START
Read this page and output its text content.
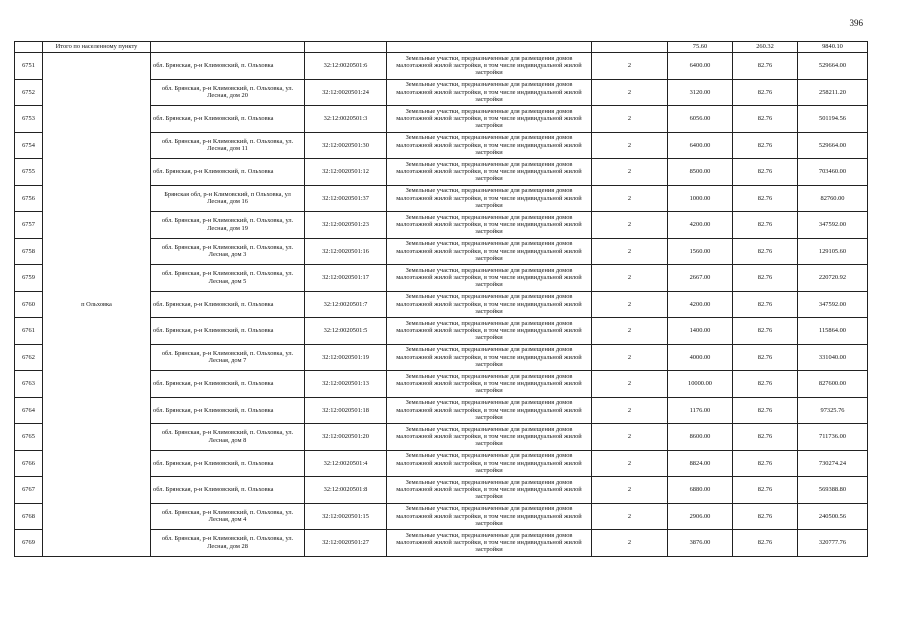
396
	Итого по населенному пункту					75.60	260.32	9840.10
6751	п Ольховка	обл. Брянская, р-н Климовский, п. Ольховка	32:12:0020501:6	Земельные участки, предназначенные для размещения домов малоэтажной жилой застройки, в том числе индивидуальной жилой застройки	2	6400.00	82.76	529664.00
6752		обл. Брянская, р-н Климовский, п. Ольховка, ул. Лесная, дом 20	32:12:0020501:24	Земельные участки, предназначенные для размещения домов малоэтажной жилой застройки, в том числе индивидуальной жилой застройки	2	3120.00	82.76	258211.20
6753		обл. Брянская, р-н Климовский, п. Ольховка	32:12:0020501:3	Земельные участки, предназначенные для размещения домов малоэтажной жилой застройки, в том числе индивидуальной жилой застройки	2	6056.00	82.76	501194.56
6754		обл. Брянская, р-н Климовский, п. Ольховка, ул. Лесная, дом 11	32:12:0020501:30	Земельные участки, предназначенные для размещения домов малоэтажной жилой застройки, в том числе индивидуальной жилой застройки	2	6400.00	82.76	529664.00
6755		обл. Брянская, р-н Климовский, п. Ольховка	32:12:0020501:12	Земельные участки, предназначенные для размещения домов малоэтажной жилой застройки, в том числе индивидуальной жилой застройки	2	8500.00	82.76	703460.00
6756		Брянская обл, р-н Климовский, п Ольховка, ул Лесная, дом 16	32:12:0020501:37	Земельные участки, предназначенные для размещения домов малоэтажной жилой застройки, в том числе индивидуальной жилой застройки	2	1000.00	82.76	82760.00
6757		обл. Брянская, р-н Климовский, п. Ольховка, ул. Лесная, дом 19	32:12:0020501:23	Земельные участки, предназначенные для размещения домов малоэтажной жилой застройки, в том числе индивидуальной жилой застройки	2	4200.00	82.76	347592.00
6758		обл. Брянская, р-н Климовский, п. Ольховка, ул. Лесная, дом 3	32:12:0020501:16	Земельные участки, предназначенные для размещения домов малоэтажной жилой застройки, в том числе индивидуальной жилой застройки	2	1560.00	82.76	129105.60
6759		обл. Брянская, р-н Климовский, п. Ольховка, ул. Лесная, дом 5	32:12:0020501:17	Земельные участки, предназначенные для размещения домов малоэтажной жилой застройки, в том числе индивидуальной жилой застройки	2	2667.00	82.76	220720.92
6760		обл. Брянская, р-н Климовский, п. Ольховка	32:12:0020501:7	Земельные участки, предназначенные для размещения домов малоэтажной жилой застройки, в том числе индивидуальной жилой застройки	2	4200.00	82.76	347592.00
6761		обл. Брянская, р-н Климовский, п. Ольховка	32:12:0020501:5	Земельные участки, предназначенные для размещения домов малоэтажной жилой застройки, в том числе индивидуальной жилой застройки	2	1400.00	82.76	115864.00
6762		обл. Брянская, р-н Климовский, п. Ольховка, ул. Лесная, дом 7	32:12:0020501:19	Земельные участки, предназначенные для размещения домов малоэтажной жилой застройки, в том числе индивидуальной жилой застройки	2	4000.00	82.76	331040.00
6763		обл. Брянская, р-н Климовский, п. Ольховка	32:12:0020501:13	Земельные участки, предназначенные для размещения домов малоэтажной жилой застройки, в том числе индивидуальной жилой застройки	2	10000.00	82.76	827600.00
6764		обл. Брянская, р-н Климовский, п. Ольховка	32:12:0020501:18	Земельные участки, предназначенные для размещения домов малоэтажной жилой застройки, в том числе индивидуальной жилой застройки	2	1176.00	82.76	97325.76
6765		обл. Брянская, р-н Климовский, п. Ольховка, ул. Лесная, дом 8	32:12:0020501:20	Земельные участки, предназначенные для размещения домов малоэтажной жилой застройки, в том числе индивидуальной жилой застройки	2	8600.00	82.76	711736.00
6766		обл. Брянская, р-н Климовский, п. Ольховка	32:12:0020501:4	Земельные участки, предназначенные для размещения домов малоэтажной жилой застройки, в том числе индивидуальной жилой застройки	2	8824.00	82.76	730274.24
6767		обл. Брянская, р-н Климовский, п. Ольховка	32:12:0020501:8	Земельные участки, предназначенные для размещения домов малоэтажной жилой застройки, в том числе индивидуальной жилой застройки	2	6880.00	82.76	569388.80
6768		обл. Брянская, р-н Климовский, п. Ольховка, ул. Лесная, дом 4	32:12:0020501:15	Земельные участки, предназначенные для размещения домов малоэтажной жилой застройки, в том числе индивидуальной жилой застройки	2	2906.00	82.76	240500.56
6769		обл. Брянская, р-н Климовский, п. Ольховка, ул. Лесная, дом 28	32:12:0020501:27	Земельные участки, предназначенные для размещения домов малоэтажной жилой застройки, в том числе индивидуальной жилой застройки	2	3876.00	82.76	320777.76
END
◆ Goal ◆
Return the listing above in full and without alteration, excluding its pictures.

◆ Reply to the exercise ◆
Read this page and output its text content.
396
	Итого по населенному пункту					75.60	260.32	9840.10
6751	п Ольховка	обл. Брянская, р-н Климовский, п. Ольховка	32:12:0020501:6	Земельные участки, предназначенные для размещения домов малоэтажной жилой застройки, в том числе индивидуальной жилой застройки	2	6400.00	82.76	529664.00
6752		обл. Брянская, р-н Климовский, п. Ольховка, ул. Лесная, дом 20	32:12:0020501:24	Земельные участки, предназначенные для размещения домов малоэтажной жилой застройки, в том числе индивидуальной жилой застройки	2	3120.00	82.76	258211.20
6753		обл. Брянская, р-н Климовский, п. Ольховка	32:12:0020501:3	Земельные участки, предназначенные для размещения домов малоэтажной жилой застройки, в том числе индивидуальной жилой застройки	2	6056.00	82.76	501194.56
6754		обл. Брянская, р-н Климовский, п. Ольховка, ул. Лесная, дом 11	32:12:0020501:30	Земельные участки, предназначенные для размещения домов малоэтажной жилой застройки, в том числе индивидуальной жилой застройки	2	6400.00	82.76	529664.00
6755		обл. Брянская, р-н Климовский, п. Ольховка	32:12:0020501:12	Земельные участки, предназначенные для размещения домов малоэтажной жилой застройки, в том числе индивидуальной жилой застройки	2	8500.00	82.76	703460.00
6756		Брянская обл, р-н Климовский, п Ольховка, ул Лесная, дом 16	32:12:0020501:37	Земельные участки, предназначенные для размещения домов малоэтажной жилой застройки, в том числе индивидуальной жилой застройки	2	1000.00	82.76	82760.00
6757		обл. Брянская, р-н Климовский, п. Ольховка, ул. Лесная, дом 19	32:12:0020501:23	Земельные участки, предназначенные для размещения домов малоэтажной жилой застройки, в том числе индивидуальной жилой застройки	2	4200.00	82.76	347592.00
6758		обл. Брянская, р-н Климовский, п. Ольховка, ул. Лесная, дом 3	32:12:0020501:16	Земельные участки, предназначенные для размещения домов малоэтажной жилой застройки, в том числе индивидуальной жилой застройки	2	1560.00	82.76	129105.60
6759		обл. Брянская, р-н Климовский, п. Ольховка, ул. Лесная, дом 5	32:12:0020501:17	Земельные участки, предназначенные для размещения домов малоэтажной жилой застройки, в том числе индивидуальной жилой застройки	2	2667.00	82.76	220720.92
6760		обл. Брянская, р-н Климовский, п. Ольховка	32:12:0020501:7	Земельные участки, предназначенные для размещения домов малоэтажной жилой застройки, в том числе индивидуальной жилой застройки	2	4200.00	82.76	347592.00
6761		обл. Брянская, р-н Климовский, п. Ольховка	32:12:0020501:5	Земельные участки, предназначенные для размещения домов малоэтажной жилой застройки, в том числе индивидуальной жилой застройки	2	1400.00	82.76	115864.00
6762		обл. Брянская, р-н Климовский, п. Ольховка, ул. Лесная, дом 7	32:12:0020501:19	Земельные участки, предназначенные для размещения домов малоэтажной жилой застройки, в том числе индивидуальной жилой застройки	2	4000.00	82.76	331040.00
6763		обл. Брянская, р-н Климовский, п. Ольховка	32:12:0020501:13	Земельные участки, предназначенные для размещения домов малоэтажной жилой застройки, в том числе индивидуальной жилой застройки	2	10000.00	82.76	827600.00
6764		обл. Брянская, р-н Климовский, п. Ольховка	32:12:0020501:18	Земельные участки, предназначенные для размещения домов малоэтажной жилой застройки, в том числе индивидуальной жилой застройки	2	1176.00	82.76	97325.76
6765		обл. Брянская, р-н Климовский, п. Ольховка, ул. Лесная, дом 8	32:12:0020501:20	Земельные участки, предназначенные для размещения домов малоэтажной жилой застройки, в том числе индивидуальной жилой застройки	2	8600.00	82.76	711736.00
6766		обл. Брянская, р-н Климовский, п. Ольховка	32:12:0020501:4	Земельные участки, предназначенные для размещения домов малоэтажной жилой застройки, в том числе индивидуальной жилой застройки	2	8824.00	82.76	730274.24
6767		обл. Брянская, р-н Климовский, п. Ольховка	32:12:0020501:8	Земельные участки, предназначенные для размещения домов малоэтажной жилой застройки, в том числе индивидуальной жилой застройки	2	6880.00	82.76	569388.80
6768		обл. Брянская, р-н Климовский, п. Ольховка, ул. Лесная, дом 4	32:12:0020501:15	Земельные участки, предназначенные для размещения домов малоэтажной жилой застройки, в том числе индивидуальной жилой застройки	2	2906.00	82.76	240500.56
6769		обл. Брянская, р-н Климовский, п. Ольховка, ул. Лесная, дом 28	32:12:0020501:27	Земельные участки, предназначенные для размещения домов малоэтажной жилой застройки, в том числе индивидуальной жилой застройки	2	3876.00	82.76	320777.76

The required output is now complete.